Given problem: Every entry needs to be printed exactly, please.

□ □ □ □ □ □ □

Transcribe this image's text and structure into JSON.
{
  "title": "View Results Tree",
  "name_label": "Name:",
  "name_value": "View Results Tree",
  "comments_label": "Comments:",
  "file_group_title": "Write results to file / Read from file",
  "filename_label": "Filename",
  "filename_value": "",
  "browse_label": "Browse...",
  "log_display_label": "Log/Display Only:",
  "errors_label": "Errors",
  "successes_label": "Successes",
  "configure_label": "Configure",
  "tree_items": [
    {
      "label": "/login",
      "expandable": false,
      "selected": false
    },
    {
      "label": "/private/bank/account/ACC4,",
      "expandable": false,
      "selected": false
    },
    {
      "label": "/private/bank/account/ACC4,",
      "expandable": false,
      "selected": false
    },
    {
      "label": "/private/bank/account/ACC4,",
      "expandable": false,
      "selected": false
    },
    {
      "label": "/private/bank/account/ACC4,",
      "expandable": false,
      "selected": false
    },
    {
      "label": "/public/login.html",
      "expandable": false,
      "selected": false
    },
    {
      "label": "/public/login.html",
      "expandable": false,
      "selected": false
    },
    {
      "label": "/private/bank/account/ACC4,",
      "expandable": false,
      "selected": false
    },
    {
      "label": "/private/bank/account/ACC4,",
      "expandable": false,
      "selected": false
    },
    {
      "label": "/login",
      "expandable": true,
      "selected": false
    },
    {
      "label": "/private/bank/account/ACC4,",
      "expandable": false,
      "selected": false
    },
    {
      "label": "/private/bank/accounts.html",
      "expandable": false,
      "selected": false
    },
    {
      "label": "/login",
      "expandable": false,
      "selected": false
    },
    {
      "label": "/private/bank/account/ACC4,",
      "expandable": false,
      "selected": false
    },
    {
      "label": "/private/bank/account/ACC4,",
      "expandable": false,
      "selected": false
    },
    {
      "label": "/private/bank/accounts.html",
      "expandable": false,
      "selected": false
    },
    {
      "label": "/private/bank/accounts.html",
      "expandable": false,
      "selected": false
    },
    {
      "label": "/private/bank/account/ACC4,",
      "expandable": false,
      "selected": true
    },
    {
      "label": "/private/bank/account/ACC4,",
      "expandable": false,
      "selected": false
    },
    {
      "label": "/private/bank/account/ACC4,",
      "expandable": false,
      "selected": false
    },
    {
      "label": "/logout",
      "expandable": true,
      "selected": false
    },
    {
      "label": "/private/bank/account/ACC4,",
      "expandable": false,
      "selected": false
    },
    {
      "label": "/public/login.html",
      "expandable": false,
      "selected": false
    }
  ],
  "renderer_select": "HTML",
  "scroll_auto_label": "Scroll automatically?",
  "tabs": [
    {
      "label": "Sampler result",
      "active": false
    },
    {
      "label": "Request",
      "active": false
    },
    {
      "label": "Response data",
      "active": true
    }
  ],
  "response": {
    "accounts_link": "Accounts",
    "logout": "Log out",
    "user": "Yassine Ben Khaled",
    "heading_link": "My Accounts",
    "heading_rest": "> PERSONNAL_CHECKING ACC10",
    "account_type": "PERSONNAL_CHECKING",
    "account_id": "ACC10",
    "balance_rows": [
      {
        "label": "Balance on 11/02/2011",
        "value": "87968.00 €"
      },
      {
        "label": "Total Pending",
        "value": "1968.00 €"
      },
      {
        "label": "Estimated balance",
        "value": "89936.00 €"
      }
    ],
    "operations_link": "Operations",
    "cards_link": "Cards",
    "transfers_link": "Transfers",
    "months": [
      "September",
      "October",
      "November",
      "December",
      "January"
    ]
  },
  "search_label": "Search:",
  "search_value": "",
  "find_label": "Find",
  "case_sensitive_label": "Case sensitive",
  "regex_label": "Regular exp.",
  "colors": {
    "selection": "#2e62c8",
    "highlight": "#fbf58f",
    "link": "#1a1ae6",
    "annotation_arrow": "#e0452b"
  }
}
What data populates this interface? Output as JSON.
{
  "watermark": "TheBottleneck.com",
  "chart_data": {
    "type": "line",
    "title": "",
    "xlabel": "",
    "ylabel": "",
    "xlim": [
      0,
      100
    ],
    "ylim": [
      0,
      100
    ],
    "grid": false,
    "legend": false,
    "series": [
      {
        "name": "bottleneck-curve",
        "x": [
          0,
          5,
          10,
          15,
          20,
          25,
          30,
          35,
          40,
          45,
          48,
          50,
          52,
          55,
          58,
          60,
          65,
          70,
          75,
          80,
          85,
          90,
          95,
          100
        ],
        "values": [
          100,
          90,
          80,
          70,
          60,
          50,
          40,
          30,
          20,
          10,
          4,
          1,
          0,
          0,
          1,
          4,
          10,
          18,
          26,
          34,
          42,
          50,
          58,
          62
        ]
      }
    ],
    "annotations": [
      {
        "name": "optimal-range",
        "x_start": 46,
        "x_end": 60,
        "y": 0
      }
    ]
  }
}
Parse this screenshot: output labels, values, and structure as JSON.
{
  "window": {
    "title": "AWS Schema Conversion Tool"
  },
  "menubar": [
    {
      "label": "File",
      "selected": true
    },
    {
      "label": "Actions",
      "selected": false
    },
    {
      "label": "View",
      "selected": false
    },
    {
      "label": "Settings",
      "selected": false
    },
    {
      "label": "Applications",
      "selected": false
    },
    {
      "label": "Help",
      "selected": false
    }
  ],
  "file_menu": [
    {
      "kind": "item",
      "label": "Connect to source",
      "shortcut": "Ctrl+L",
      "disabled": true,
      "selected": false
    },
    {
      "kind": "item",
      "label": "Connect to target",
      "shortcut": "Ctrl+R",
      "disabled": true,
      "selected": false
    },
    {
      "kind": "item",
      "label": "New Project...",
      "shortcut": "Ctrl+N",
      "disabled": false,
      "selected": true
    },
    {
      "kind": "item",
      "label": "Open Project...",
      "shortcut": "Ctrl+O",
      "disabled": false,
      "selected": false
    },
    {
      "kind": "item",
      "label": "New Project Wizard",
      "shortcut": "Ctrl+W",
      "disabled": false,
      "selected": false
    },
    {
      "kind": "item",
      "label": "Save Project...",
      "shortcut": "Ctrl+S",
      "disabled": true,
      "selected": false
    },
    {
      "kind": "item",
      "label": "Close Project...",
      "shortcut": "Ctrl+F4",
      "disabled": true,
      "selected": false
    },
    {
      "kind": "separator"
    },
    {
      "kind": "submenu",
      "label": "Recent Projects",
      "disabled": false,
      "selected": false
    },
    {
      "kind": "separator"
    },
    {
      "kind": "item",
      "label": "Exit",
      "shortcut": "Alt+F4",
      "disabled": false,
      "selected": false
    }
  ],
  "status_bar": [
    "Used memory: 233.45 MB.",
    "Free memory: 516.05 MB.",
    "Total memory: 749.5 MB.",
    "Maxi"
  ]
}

□ □ □ □ □ □ □

Correct response:
Transcribe this image's text and structure into JSON.
{
  "title": "View Results Tree",
  "name_label": "Name:",
  "name_value": "View Results Tree",
  "comments_label": "Comments:",
  "file_group_title": "Write results to file / Read from file",
  "filename_label": "Filename",
  "filename_value": "",
  "browse_label": "Browse...",
  "log_display_label": "Log/Display Only:",
  "errors_label": "Errors",
  "successes_label": "Successes",
  "configure_label": "Configure",
  "tree_items": [
    {
      "label": "/login",
      "expandable": false,
      "selected": false
    },
    {
      "label": "/private/bank/account/ACC4,",
      "expandable": false,
      "selected": false
    },
    {
      "label": "/private/bank/account/ACC4,",
      "expandable": false,
      "selected": false
    },
    {
      "label": "/private/bank/account/ACC4,",
      "expandable": false,
      "selected": false
    },
    {
      "label": "/private/bank/account/ACC4,",
      "expandable": false,
      "selected": false
    },
    {
      "label": "/public/login.html",
      "expandable": false,
      "selected": false
    },
    {
      "label": "/public/login.html",
      "expandable": false,
      "selected": false
    },
    {
      "label": "/private/bank/account/ACC4,",
      "expandable": false,
      "selected": false
    },
    {
      "label": "/private/bank/account/ACC4,",
      "expandable": false,
      "selected": false
    },
    {
      "label": "/login",
      "expandable": true,
      "selected": false
    },
    {
      "label": "/private/bank/account/ACC4,",
      "expandable": false,
      "selected": false
    },
    {
      "label": "/private/bank/accounts.html",
      "expandable": false,
      "selected": false
    },
    {
      "label": "/login",
      "expandable": false,
      "selected": false
    },
    {
      "label": "/private/bank/account/ACC4,",
      "expandable": false,
      "selected": false
    },
    {
      "label": "/private/bank/account/ACC4,",
      "expandable": false,
      "selected": false
    },
    {
      "label": "/private/bank/accounts.html",
      "expandable": false,
      "selected": false
    },
    {
      "label": "/private/bank/accounts.html",
      "expandable": false,
      "selected": false
    },
    {
      "label": "/private/bank/account/ACC4,",
      "expandable": false,
      "selected": true
    },
    {
      "label": "/private/bank/account/ACC4,",
      "expandable": false,
      "selected": false
    },
    {
      "label": "/private/bank/account/ACC4,",
      "expandable": false,
      "selected": false
    },
    {
      "label": "/logout",
      "expandable": true,
      "selected": false
    },
    {
      "label": "/private/bank/account/ACC4,",
      "expandable": false,
      "selected": false
    },
    {
      "label": "/public/login.html",
      "expandable": false,
      "selected": false
    }
  ],
  "renderer_select": "HTML",
  "scroll_auto_label": "Scroll automatically?",
  "tabs": [
    {
      "label": "Sampler result",
      "active": false
    },
    {
      "label": "Request",
      "active": false
    },
    {
      "label": "Response data",
      "active": true
    }
  ],
  "response": {
    "accounts_link": "Accounts",
    "logout": "Log out",
    "user": "Yassine Ben Khaled",
    "heading_link": "My Accounts",
    "heading_rest": "> PERSONNAL_CHECKING ACC10",
    "account_type": "PERSONNAL_CHECKING",
    "account_id": "ACC10",
    "balance_rows": [
      {
        "label": "Balance on 11/02/2011",
        "value": "87968.00 €"
      },
      {
        "label": "Total Pending",
        "value": "1968.00 €"
      },
      {
        "label": "Estimated balance",
        "value": "89936.00 €"
      }
    ],
    "operations_link": "Operations",
    "cards_link": "Cards",
    "transfers_link": "Transfers",
    "months": [
      "September",
      "October",
      "November",
      "December",
      "January"
    ]
  },
  "search_label": "Search:",
  "search_value": "",
  "find_label": "Find",
  "case_sensitive_label": "Case sensitive",
  "regex_label": "Regular exp.",
  "colors": {
    "selection": "#2e62c8",
    "highlight": "#fbf58f",
    "link": "#1a1ae6",
    "annotation_arrow": "#e0452b"
  }
}
What data populates this interface? Output as JSON.
{
  "watermark": "TheBottleneck.com",
  "chart_data": {
    "type": "line",
    "title": "",
    "xlabel": "",
    "ylabel": "",
    "xlim": [
      0,
      100
    ],
    "ylim": [
      0,
      100
    ],
    "grid": false,
    "legend": false,
    "series": [
      {
        "name": "bottleneck-curve",
        "x": [
          0,
          5,
          10,
          15,
          20,
          25,
          30,
          35,
          40,
          45,
          48,
          50,
          52,
          55,
          58,
          60,
          65,
          70,
          75,
          80,
          85,
          90,
          95,
          100
        ],
        "values": [
          100,
          90,
          80,
          70,
          60,
          50,
          40,
          30,
          20,
          10,
          4,
          1,
          0,
          0,
          1,
          4,
          10,
          18,
          26,
          34,
          42,
          50,
          58,
          62
        ]
      }
    ],
    "annotations": [
      {
        "name": "optimal-range",
        "x_start": 46,
        "x_end": 60,
        "y": 0
      }
    ]
  }
}
Parse this screenshot: output labels, values, and structure as JSON.
{
  "window": {
    "title": "AWS Schema Conversion Tool"
  },
  "menubar": [
    {
      "label": "File",
      "selected": true
    },
    {
      "label": "Actions",
      "selected": false
    },
    {
      "label": "View",
      "selected": false
    },
    {
      "label": "Settings",
      "selected": false
    },
    {
      "label": "Applications",
      "selected": false
    },
    {
      "label": "Help",
      "selected": false
    }
  ],
  "file_menu": [
    {
      "kind": "item",
      "label": "Connect to source",
      "shortcut": "Ctrl+L",
      "disabled": true,
      "selected": false
    },
    {
      "kind": "item",
      "label": "Connect to target",
      "shortcut": "Ctrl+R",
      "disabled": true,
      "selected": false
    },
    {
      "kind": "item",
      "label": "New Project...",
      "shortcut": "Ctrl+N",
      "disabled": false,
      "selected": true
    },
    {
      "kind": "item",
      "label": "Open Project...",
      "shortcut": "Ctrl+O",
      "disabled": false,
      "selected": false
    },
    {
      "kind": "item",
      "label": "New Project Wizard",
      "shortcut": "Ctrl+W",
      "disabled": false,
      "selected": false
    },
    {
      "kind": "item",
      "label": "Save Project...",
      "shortcut": "Ctrl+S",
      "disabled": true,
      "selected": false
    },
    {
      "kind": "item",
      "label": "Close Project...",
      "shortcut": "Ctrl+F4",
      "disabled": true,
      "selected": false
    },
    {
      "kind": "separator"
    },
    {
      "kind": "submenu",
      "label": "Recent Projects",
      "disabled": false,
      "selected": false
    },
    {
      "kind": "separator"
    },
    {
      "kind": "item",
      "label": "Exit",
      "shortcut": "Alt+F4",
      "disabled": false,
      "selected": false
    }
  ],
  "status_bar": [
    "Used memory: 233.45 MB.",
    "Free memory: 516.05 MB.",
    "Total memory: 749.5 MB.",
    "Maxi"
  ]
}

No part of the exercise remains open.